Records for this exercise.
++++++++++++++++++++

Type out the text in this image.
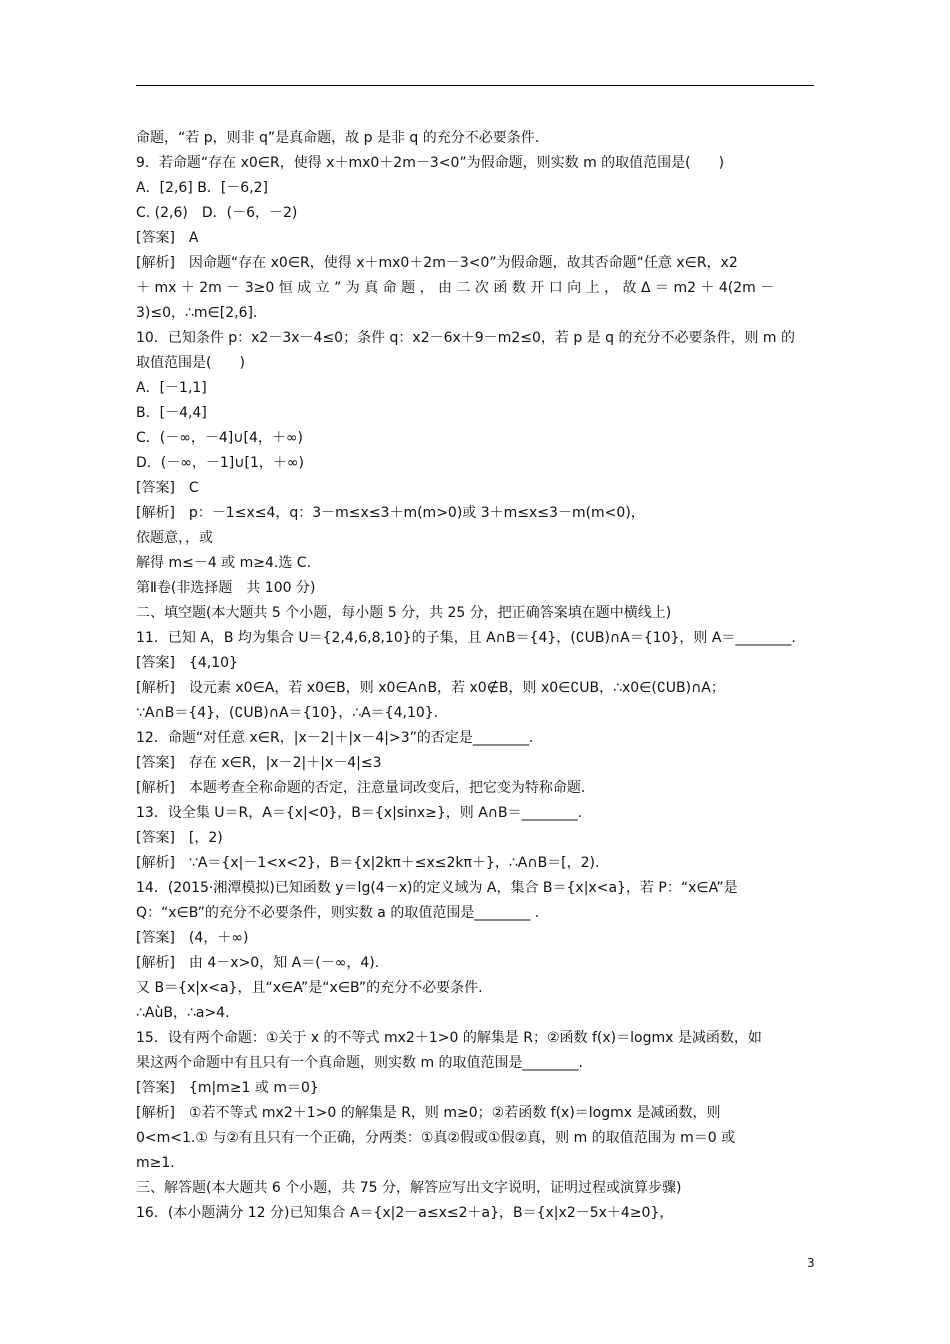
命题，“若 p，则非 q”是真命题，故 p 是非 q 的充分不必要条件.
9．若命题“存在 x0∈R，使得 x＋mx0＋2m－3<0”为假命题，则实数 m 的取值范围是(　　)
A．[2,6] B．[－6,2]
C. (2,6)　D．(－6，－2)
[答案]　A
[解析]　因命题“存在 x0∈R，使得 x＋mx0＋2m－3<0”为假命题，故其否命题“任意 x∈R，x2
＋ mx ＋ 2m － 3≥0 恒 成 立 ” 为 真 命 题 ， 由 二 次 函 数 开 口 向 上 ， 故 Δ ＝ m2 ＋ 4(2m －
3)≤0，∴m∈[2,6].
10．已知条件 p：x2－3x－4≤0；条件 q：x2－6x＋9－m2≤0，若 p 是 q 的充分不必要条件，则 m 的
取值范围是(　　)
A．[－1,1]
B．[－4,4]
C．(－∞，－4]∪[4，＋∞)
D．(－∞，－1]∪[1，＋∞)
[答案]　C
[解析]　p：－1≤x≤4，q：3－m≤x≤3＋m(m>0)或 3＋m≤x≤3－m(m<0)，
依题意，，或
解得 m≤－4 或 m≥4.选 C.
第Ⅱ卷(非选择题　共 100 分)
二、填空题(本大题共 5 个小题，每小题 5 分，共 25 分，把正确答案填在题中横线上)
11．已知 A，B 均为集合 U＝{2,4,6,8,10}的子集，且 A∩B＝{4}，(∁UB)∩A＝{10}，则 A＝________.
[答案]　{4,10}
[解析]　设元素 x0∈A，若 x0∈B，则 x0∈A∩B，若 x0∉B，则 x0∈∁UB，∴x0∈(∁UB)∩A；
∵A∩B＝{4}，(∁UB)∩A＝{10}，∴A＝{4,10}.
12．命题“对任意 x∈R，|x－2|＋|x－4|>3”的否定是________.
[答案]　存在 x∈R，|x－2|＋|x－4|≤3
[解析]　本题考查全称命题的否定，注意量词改变后，把它变为特称命题.
13．设全集 U＝R，A＝{x|<0}，B＝{x|sinx≥}，则 A∩B＝________.
[答案]　[，2)
[解析]　∵A＝{x|－1<x<2}，B＝{x|2kπ＋≤x≤2kπ＋}，∴A∩B＝[，2).
14．(2015·湘潭模拟)已知函数 y＝lg(4－x)的定义域为 A，集合 B＝{x|x<a}，若 P：“x∈A”是
Q：“x∈B”的充分不必要条件，则实数 a 的取值范围是________ .
[答案]　(4，＋∞)
[解析]　由 4－x>0，知 A＝(－∞，4).
又 B＝{x|x<a}，且“x∈A”是“x∈B”的充分不必要条件.
∴AùB，∴a>4.
15．设有两个命题：①关于 x 的不等式 mx2＋1>0 的解集是 R；②函数 f(x)＝logmx 是减函数，如
果这两个命题中有且只有一个真命题，则实数 m 的取值范围是________.
[答案]　{m|m≥1 或 m＝0}
[解析]　①若不等式 mx2＋1>0 的解集是 R，则 m≥0；②若函数 f(x)＝logmx 是减函数，则
0<m<1.① 与②有且只有一个正确，分两类：①真②假或①假②真，则 m 的取值范围为 m＝0 或
m≥1.
三、解答题(本大题共 6 个小题，共 75 分，解答应写出文字说明，证明过程或演算步骤)
16．(本小题满分 12 分)已知集合 A＝{x|2－a≤x≤2＋a}，B＝{x|x2－5x＋4≥0}，
3
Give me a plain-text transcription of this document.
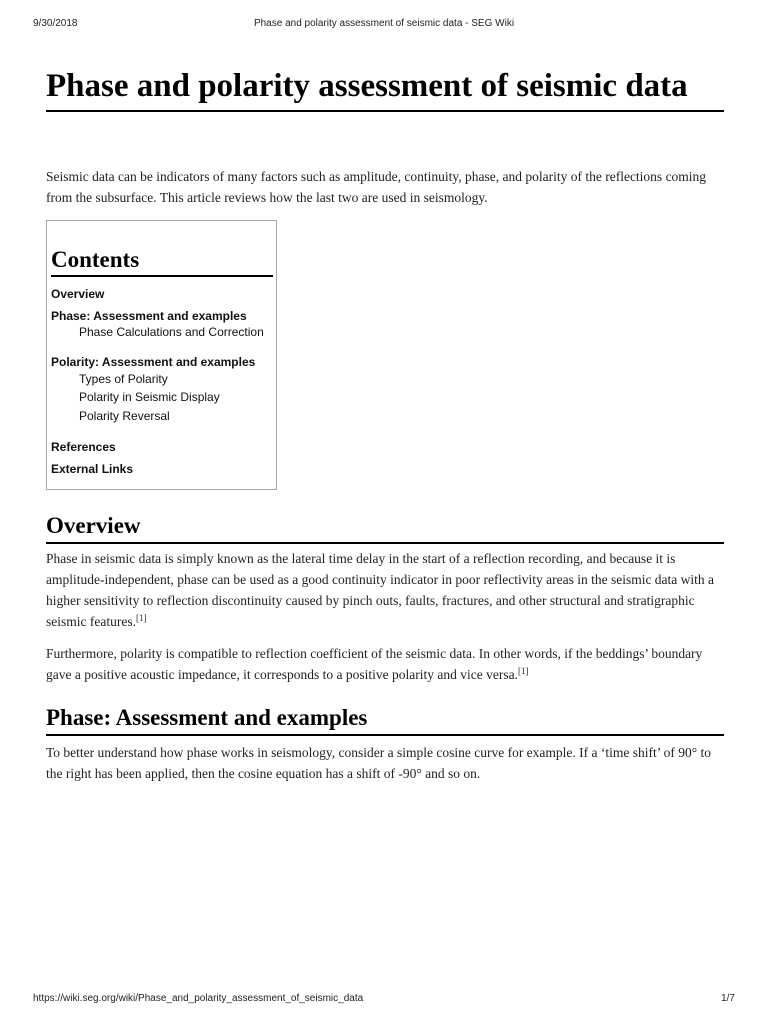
9/30/2018	Phase and polarity assessment of seismic data - SEG Wiki
Phase and polarity assessment of seismic data

Seismic data can be indicators of many factors such as amplitude, continuity, phase, and polarity of the reflections coming from the subsurface. This article reviews how the last two are used in seismology.

Contents
Overview
Phase: Assessment and examples
Phase Calculations and Correction
Polarity: Assessment and examples
Types of Polarity
Polarity in Seismic Display
Polarity Reversal
References
External Links
Overview

Phase in seismic data is simply known as the lateral time delay in the start of a reflection recording, and because it is amplitude-independent, phase can be used as a good continuity indicator in poor reflectivity areas in the seismic data with a higher sensitivity to reflection discontinuity caused by pinch outs, faults, fractures, and other structural and stratigraphic seismic features.[1]

Furthermore, polarity is compatible to reflection coefficient of the seismic data. In other words, if the beddings’ boundary gave a positive acoustic impedance, it corresponds to a positive polarity and vice versa.[1]

Phase: Assessment and examples

To better understand how phase works in seismology, consider a simple cosine curve for example. If a ‘time shift’ of 90° to the right has been applied, then the cosine equation has a shift of -90° and so on.

https://wiki.seg.org/wiki/Phase_and_polarity_assessment_of_seismic_data	1/7
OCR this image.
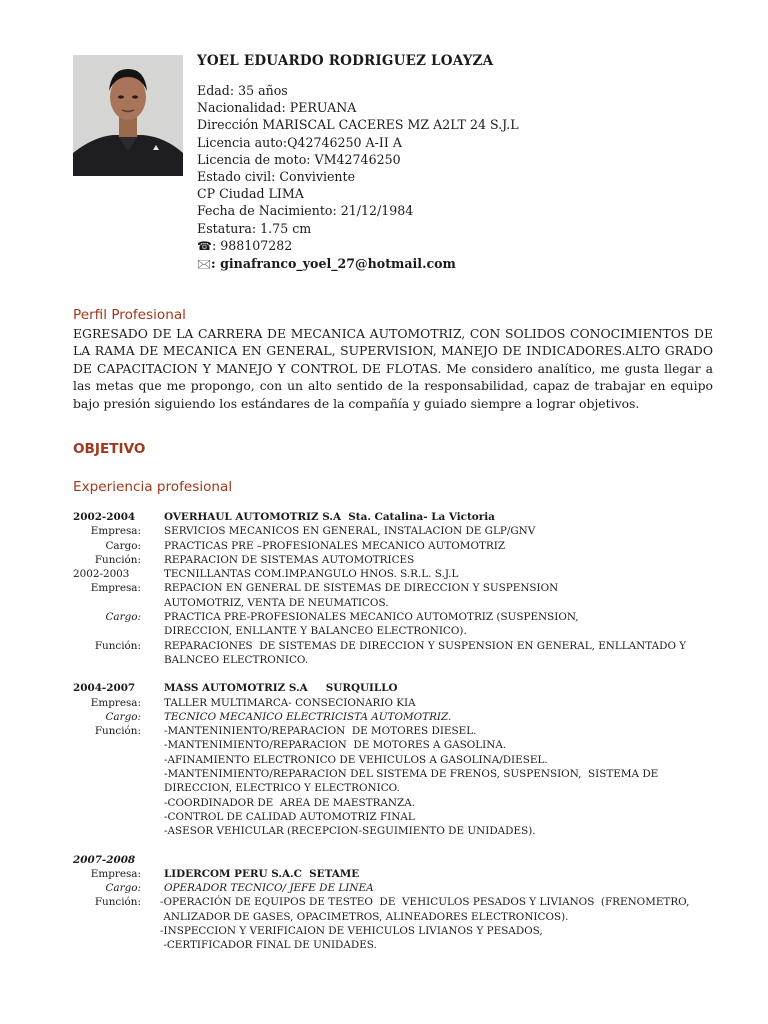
YOEL EDUARDO RODRIGUEZ LOAYZA
Edad: 35 años
Nacionalidad: PERUANA
Dirección MARISCAL CACERES MZ A2LT 24 S.J.L
Licencia auto:Q42746250 A-II A
Licencia de moto: VM42746250
Estado civil: Conviviente
CP Ciudad LIMA
Fecha de Nacimiento: 21/12/1984
Estatura: 1.75 cm
☎: 988107282
🖂: ginafranco_yoel_27@hotmail.com
Perfil Profesional

EGRESADO DE LA CARRERA DE MECANICA AUTOMOTRIZ, CON SOLIDOS CONOCIMIENTOS DE LA RAMA DE MECANICA EN GENERAL, SUPERVISION, MANEJO DE INDICADORES.ALTO GRADO DE CAPACITACION Y MANEJO Y CONTROL DE FLOTAS. Me considero analítico, me gusta llegar a las metas que me propongo, con un alto sentido de la responsabilidad, capaz de trabajar en equipo bajo presión siguiendo los estándares de la compañía y guiado siempre a lograr objetivos.

OBJETIVO
Experiencia profesional
2002-2004	OVERHAUL AUTOMOTRIZ S.A  Sta. Catalina- La Victoria
Empresa: SERVICIOS MECANICOS EN GENERAL, INSTALACION DE GLP/GNV
Cargo: PRACTICAS PRE –PROFESIONALES MECANICO AUTOMOTRIZ
Función: REPARACION DE SISTEMAS AUTOMOTRICES
2002-2003	TECNILLANTAS COM.IMP.ANGULO HNOS. S.R.L. S.J.L
Empresa: REPACION EN GENERAL DE SISTEMAS DE DIRECCION Y SUSPENSION
AUTOMOTRIZ, VENTA DE NEUMATICOS.
Cargo: PRACTICA PRE-PROFESIONALES MECANICO AUTOMOTRIZ (SUSPENSION,
DIRECCION, ENLLANTE Y BALANCEO ELECTRONICO).
Función: REPARACIONES  DE SISTEMAS DE DIRECCION Y SUSPENSION EN GENERAL, ENLLANTADO Y
BALNCEO ELECTRONICO.
2004-2007	MASS AUTOMOTRIZ S.A     SURQUILLO
Empresa: TALLER MULTIMARCA- CONSECIONARIO KIA
Cargo: TECNICO MECANICO ELECTRICISTA AUTOMOTRIZ.
Función: -MANTENINIENTO/REPARACION  DE MOTORES DIESEL.
-MANTENIMIENTO/REPARACION  DE MOTORES A GASOLINA.
-AFINAMIENTO ELECTRONICO DE VEHICULOS A GASOLINA/DIESEL.
-MANTENIMIENTO/REPARACION DEL SISTEMA DE FRENOS, SUSPENSION,  SISTEMA DE
DIRECCION, ELECTRICO Y ELECTRONICO.
-COORDINADOR DE  AREA DE MAESTRANZA.
-CONTROL DE CALIDAD AUTOMOTRIZ FINAL
-ASESOR VEHICULAR (RECEPCION-SEGUIMIENTO DE UNIDADES).
2007-2008
Empresa: LIDERCOM PERU S.A.C  SETAME
Cargo: OPERADOR TECNICO/ JEFE DE LINEA
Función: -OPERACIÓN DE EQUIPOS DE TESTEO  DE  VEHICULOS PESADOS Y LIVIANOS  (FRENOMETRO,
ANLIZADOR DE GASES, OPACIMETROS, ALINEADORES ELECTRONICOS).
-INSPECCION Y VERIFICAION DE VEHICULOS LIVIANOS Y PESADOS,
-CERTIFICADOR FINAL DE UNIDADES.
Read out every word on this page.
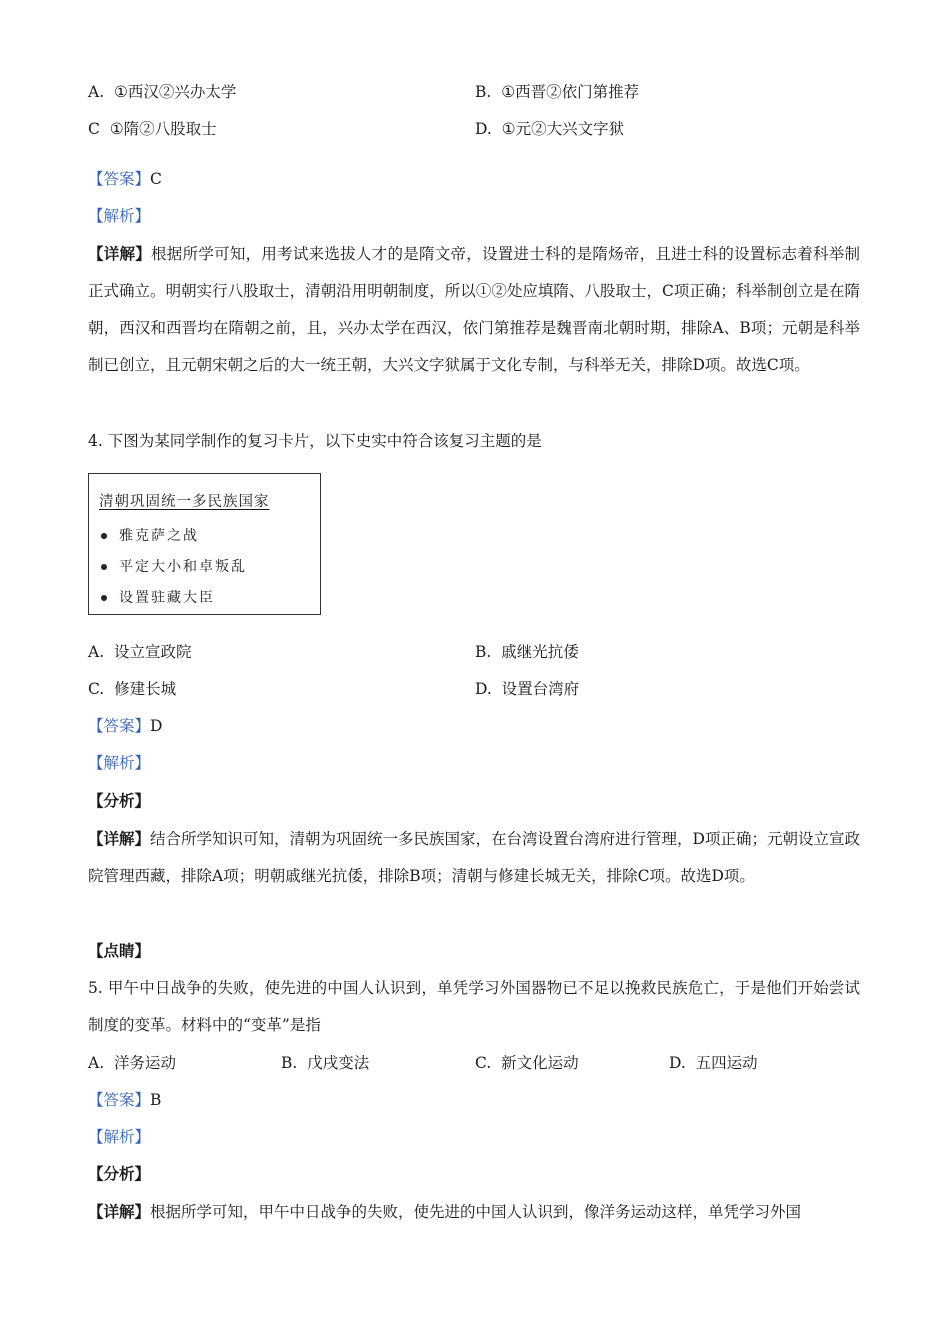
A. ①西汉②兴办太学	B. ①西晋②依门第推荐
C ①隋②八股取士	D. ①元②大兴文字狱
【答案】C
【解析】
【详解】根据所学可知，用考试来选拔人才的是隋文帝，设置进士科的是隋炀帝，且进士科的设置标志着科举制正式确立。明朝实行八股取士，清朝沿用明朝制度，所以①②处应填隋、八股取士，C项正确；科举制创立是在隋朝，西汉和西晋均在隋朝之前，且，兴办太学在西汉，依门第推荐是魏晋南北朝时期，排除A、B项；元朝是科举制已创立，且元朝宋朝之后的大一统王朝，大兴文字狱属于文化专制，与科举无关，排除D项。故选C项。
4. 下图为某同学制作的复习卡片，以下史实中符合该复习主题的是
清朝巩固统一多民族国家
雅克萨之战
平定大小和卓叛乱
设置驻藏大臣
A. 设立宣政院	B. 戚继光抗倭
C. 修建长城	D. 设置台湾府
【答案】D
【解析】
【分析】
【详解】结合所学知识可知，清朝为巩固统一多民族国家，在台湾设置台湾府进行管理，D项正确；元朝设立宣政院管理西藏，排除A项；明朝戚继光抗倭，排除B项；清朝与修建长城无关，排除C项。故选D项。
【点睛】
5. 甲午中日战争的失败，使先进的中国人认识到，单凭学习外国器物已不足以挽救民族危亡，于是他们开始尝试制度的变革。材料中的“变革”是指
A. 洋务运动	B. 戊戌变法	C. 新文化运动	D. 五四运动
【答案】B
【解析】
【分析】
【详解】根据所学可知，甲午中日战争的失败，使先进的中国人认识到，像洋务运动这样，单凭学习外国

++++++++++++++++++++

Problem.
Determine how many lines in the listing above hold the word "的解集是", answering with the number only.

Answer.
2